→ Records for processing:
* * * * * * *
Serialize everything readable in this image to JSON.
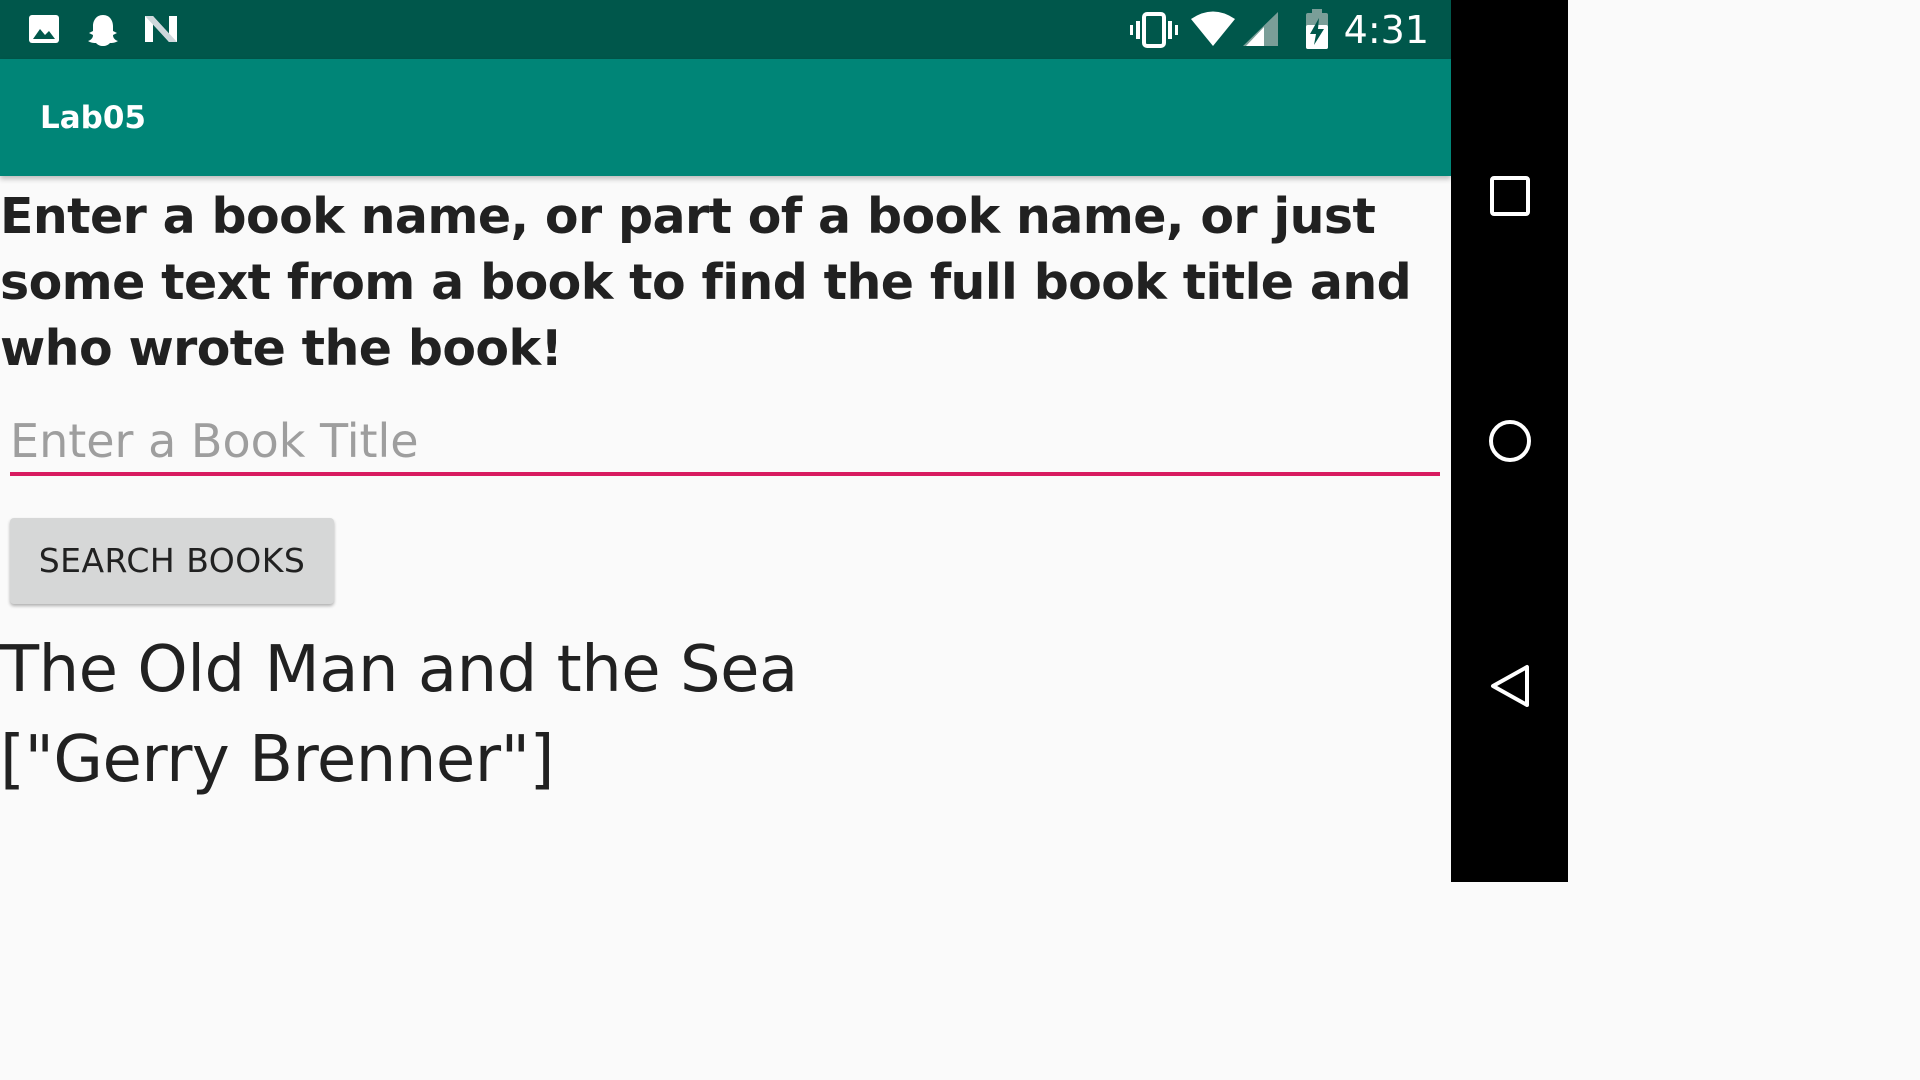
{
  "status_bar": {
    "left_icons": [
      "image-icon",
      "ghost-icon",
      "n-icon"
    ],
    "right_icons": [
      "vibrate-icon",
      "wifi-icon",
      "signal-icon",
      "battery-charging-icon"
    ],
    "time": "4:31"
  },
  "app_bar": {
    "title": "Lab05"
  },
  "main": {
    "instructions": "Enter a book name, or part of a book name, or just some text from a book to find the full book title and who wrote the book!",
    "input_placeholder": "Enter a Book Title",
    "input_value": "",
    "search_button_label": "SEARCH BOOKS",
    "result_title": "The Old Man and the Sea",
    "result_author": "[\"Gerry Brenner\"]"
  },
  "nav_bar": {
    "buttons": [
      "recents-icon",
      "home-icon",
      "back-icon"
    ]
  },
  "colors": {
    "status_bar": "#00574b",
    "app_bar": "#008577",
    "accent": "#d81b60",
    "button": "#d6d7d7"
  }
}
* * * * * * *
In your copy, leave out the pictures and reproduce the material above exactly.

Serialize everything readable in this image to JSON.
{
  "status_bar": {
    "left_icons": [
      "image-icon",
      "ghost-icon",
      "n-icon"
    ],
    "right_icons": [
      "vibrate-icon",
      "wifi-icon",
      "signal-icon",
      "battery-charging-icon"
    ],
    "time": "4:31"
  },
  "app_bar": {
    "title": "Lab05"
  },
  "main": {
    "instructions": "Enter a book name, or part of a book name, or just some text from a book to find the full book title and who wrote the book!",
    "input_placeholder": "Enter a Book Title",
    "input_value": "",
    "search_button_label": "SEARCH BOOKS",
    "result_title": "The Old Man and the Sea",
    "result_author": "[\"Gerry Brenner\"]"
  },
  "nav_bar": {
    "buttons": [
      "recents-icon",
      "home-icon",
      "back-icon"
    ]
  },
  "colors": {
    "status_bar": "#00574b",
    "app_bar": "#008577",
    "accent": "#d81b60",
    "button": "#d6d7d7"
  }
}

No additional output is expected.